PROVIDED DATA ▸
★ ★ ★ ★ ★
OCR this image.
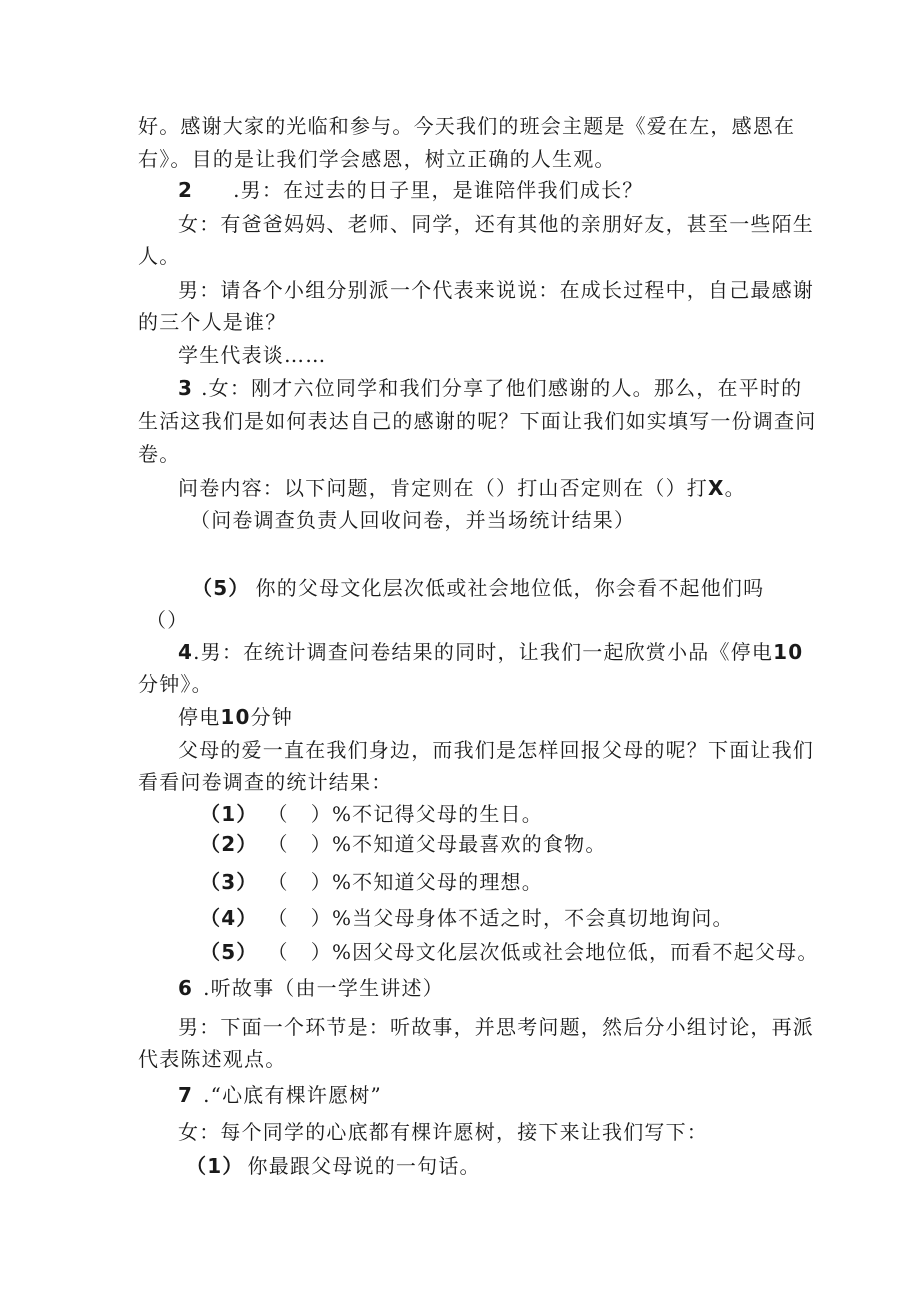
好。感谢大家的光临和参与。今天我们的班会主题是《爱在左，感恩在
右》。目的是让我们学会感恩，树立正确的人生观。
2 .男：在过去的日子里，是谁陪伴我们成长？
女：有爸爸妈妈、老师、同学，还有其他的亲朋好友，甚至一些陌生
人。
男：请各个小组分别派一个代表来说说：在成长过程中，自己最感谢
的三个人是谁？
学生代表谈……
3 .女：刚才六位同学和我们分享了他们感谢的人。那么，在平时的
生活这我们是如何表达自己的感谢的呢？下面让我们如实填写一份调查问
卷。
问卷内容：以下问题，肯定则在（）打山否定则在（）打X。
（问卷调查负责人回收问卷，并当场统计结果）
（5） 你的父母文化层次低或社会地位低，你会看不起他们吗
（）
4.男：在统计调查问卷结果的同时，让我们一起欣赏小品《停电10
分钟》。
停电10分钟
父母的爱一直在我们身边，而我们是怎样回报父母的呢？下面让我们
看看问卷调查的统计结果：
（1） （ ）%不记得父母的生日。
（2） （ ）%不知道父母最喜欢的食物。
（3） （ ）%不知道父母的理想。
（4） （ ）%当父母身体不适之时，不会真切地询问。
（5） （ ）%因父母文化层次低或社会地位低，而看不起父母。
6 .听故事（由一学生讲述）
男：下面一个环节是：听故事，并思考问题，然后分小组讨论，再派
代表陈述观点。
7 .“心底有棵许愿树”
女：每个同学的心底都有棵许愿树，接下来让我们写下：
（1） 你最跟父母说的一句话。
★ ★ ★ ★ ★
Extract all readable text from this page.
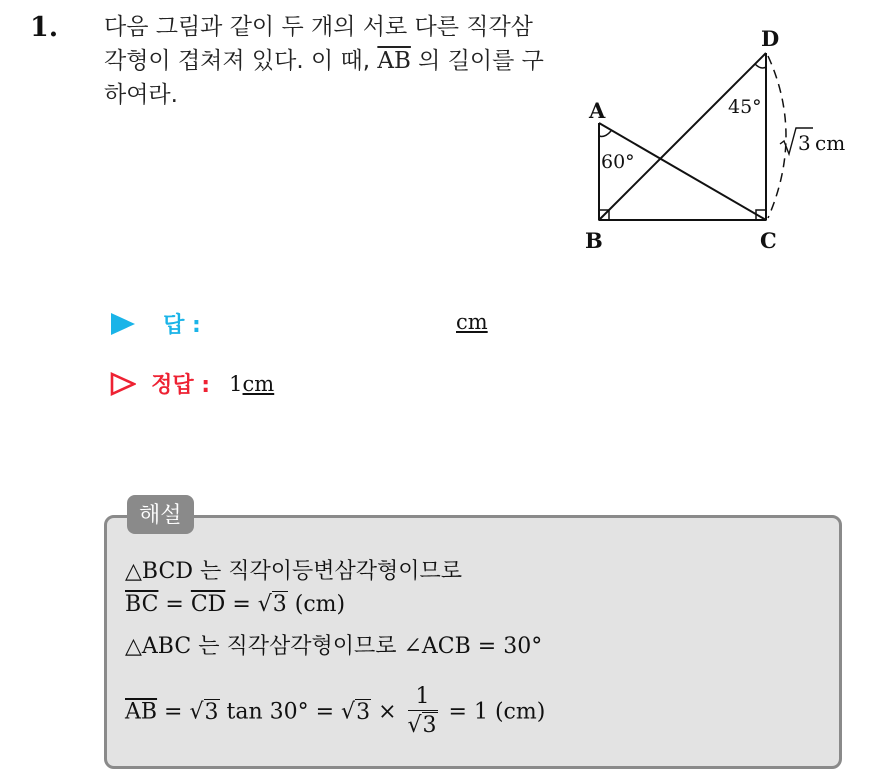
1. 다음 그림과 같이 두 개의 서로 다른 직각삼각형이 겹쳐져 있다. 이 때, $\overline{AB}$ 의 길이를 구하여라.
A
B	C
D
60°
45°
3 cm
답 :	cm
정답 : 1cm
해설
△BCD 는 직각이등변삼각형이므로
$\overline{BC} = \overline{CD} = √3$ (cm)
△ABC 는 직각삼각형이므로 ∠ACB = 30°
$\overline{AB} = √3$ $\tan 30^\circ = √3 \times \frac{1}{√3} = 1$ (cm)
★ ★ ★ ★ ★
YOUR TASK ▸
Wherever the word "overline" occurs in a line of the listing, copy that line.

CORRECT OUTPUT ▸
1. 다음 그림과 같이 두 개의 서로 다른 직각삼각형이 겹쳐져 있다. 이 때, $\overline{AB}$ 의 길이를 구하여라.
$\overline{BC} = \overline{CD} = √3$ (cm)
$\overline{AB} = √3$ $\tan 30^\circ = √3 \times \frac{1}{√3} = 1$ (cm)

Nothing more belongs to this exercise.